§ **TASK INSTRUCTIONS**:
(A) According to the passage on predicting effective tweets, which tweets does the tweet predictor find are more likely to be retweeted?
(B) In the passage on predicting effective tweets, reproduce the stretch from "A NYTimes article" through "fending off creditors." and substitute "insolvency" for every instance of "bankruptcy".

§ **TEXT TO READ**:
A NYTimes article on predicting effective tweets provides some nice examples of abstract points I often make about statistical analysis. Patterns found in data, which are often formulated in predictive regression equations that look like and are talked about like they are about causes (even though “we all know that correlation is not causation”), suggest policies or practices that might get enacted. When patterns are seen or used that way, what caused the patterns can be misunderstood, or the underlying dynamics that generated the original data, and thus the patterns, can be altered.
Changing a variable that is highly predictive may have no effect. For example, we may find the number of employees formatting their résumés is a good predictor of a company’s bankruptcy. But stopping this behavior hardly seems like a fruitful strategy for fending off creditors.
That is, enforcing a rule that employees not format their resumes does not stop an impending bankruptcy.
[T]he tweet predictor [developed using large data sets] finds that longer tweets are more likely to be retweeted. It seems unlikely that you should therefore write longer tweets. The old adage that “less is more” is, if anything, truer in this medium. Instead, length is probably a good predictor because longer tweets have more content. So the lesson is not “make your tweets longer” but “have more content,” which is far harder to do.

§ **INFORMATION GIVEN**:

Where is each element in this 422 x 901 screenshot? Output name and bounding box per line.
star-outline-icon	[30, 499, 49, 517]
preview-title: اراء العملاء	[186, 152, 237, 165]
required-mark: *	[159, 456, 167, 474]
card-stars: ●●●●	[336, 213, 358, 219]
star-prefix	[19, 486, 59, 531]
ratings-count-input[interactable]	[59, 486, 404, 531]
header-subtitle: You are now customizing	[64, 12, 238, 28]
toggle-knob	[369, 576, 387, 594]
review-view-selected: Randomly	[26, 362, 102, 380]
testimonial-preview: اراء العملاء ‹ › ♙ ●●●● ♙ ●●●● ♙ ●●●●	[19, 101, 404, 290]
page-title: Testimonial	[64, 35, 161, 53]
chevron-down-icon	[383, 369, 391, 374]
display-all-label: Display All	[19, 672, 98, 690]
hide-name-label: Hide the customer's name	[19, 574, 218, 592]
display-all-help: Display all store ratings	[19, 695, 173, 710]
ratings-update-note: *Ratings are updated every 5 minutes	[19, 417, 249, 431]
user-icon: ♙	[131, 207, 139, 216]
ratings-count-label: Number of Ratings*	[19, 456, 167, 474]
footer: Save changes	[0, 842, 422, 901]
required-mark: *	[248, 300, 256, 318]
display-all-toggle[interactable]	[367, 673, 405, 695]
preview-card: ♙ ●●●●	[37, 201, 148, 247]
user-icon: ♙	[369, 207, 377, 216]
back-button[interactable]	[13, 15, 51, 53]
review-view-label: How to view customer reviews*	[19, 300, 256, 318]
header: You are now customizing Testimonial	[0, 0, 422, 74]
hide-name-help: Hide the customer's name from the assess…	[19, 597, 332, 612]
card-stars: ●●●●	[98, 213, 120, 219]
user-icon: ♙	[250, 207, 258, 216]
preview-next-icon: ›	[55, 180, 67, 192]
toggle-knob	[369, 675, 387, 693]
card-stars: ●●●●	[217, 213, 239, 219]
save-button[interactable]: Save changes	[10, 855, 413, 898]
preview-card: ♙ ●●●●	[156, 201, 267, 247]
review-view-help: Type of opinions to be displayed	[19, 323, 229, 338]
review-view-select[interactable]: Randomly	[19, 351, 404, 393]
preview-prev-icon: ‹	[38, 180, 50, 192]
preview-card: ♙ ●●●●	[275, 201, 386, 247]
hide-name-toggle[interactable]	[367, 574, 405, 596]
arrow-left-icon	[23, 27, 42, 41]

§ **SET OF ANSWERS**:
(A) Longer tweets are more likely to be retweeted.

(B)
A NYTimes article on predicting effective tweets provides some nice examples of abstract points I often make about statistical analysis. Patterns found in data, which are often formulated in predictive regression equations that look like and are talked about like they are about causes (even though “we all know that correlation is not causation”), suggest policies or practices that might get enacted. When patterns are seen or used that way, what caused the patterns can be misunderstood, or the underlying dynamics that generated the original data, and thus the patterns, can be altered.
Changing a variable that is highly predictive may have no effect. For example, we may find the number of employees formatting their résumés is a good predictor of a company’s insolvency. But stopping this behavior hardly seems like a fruitful strategy for fending off creditors.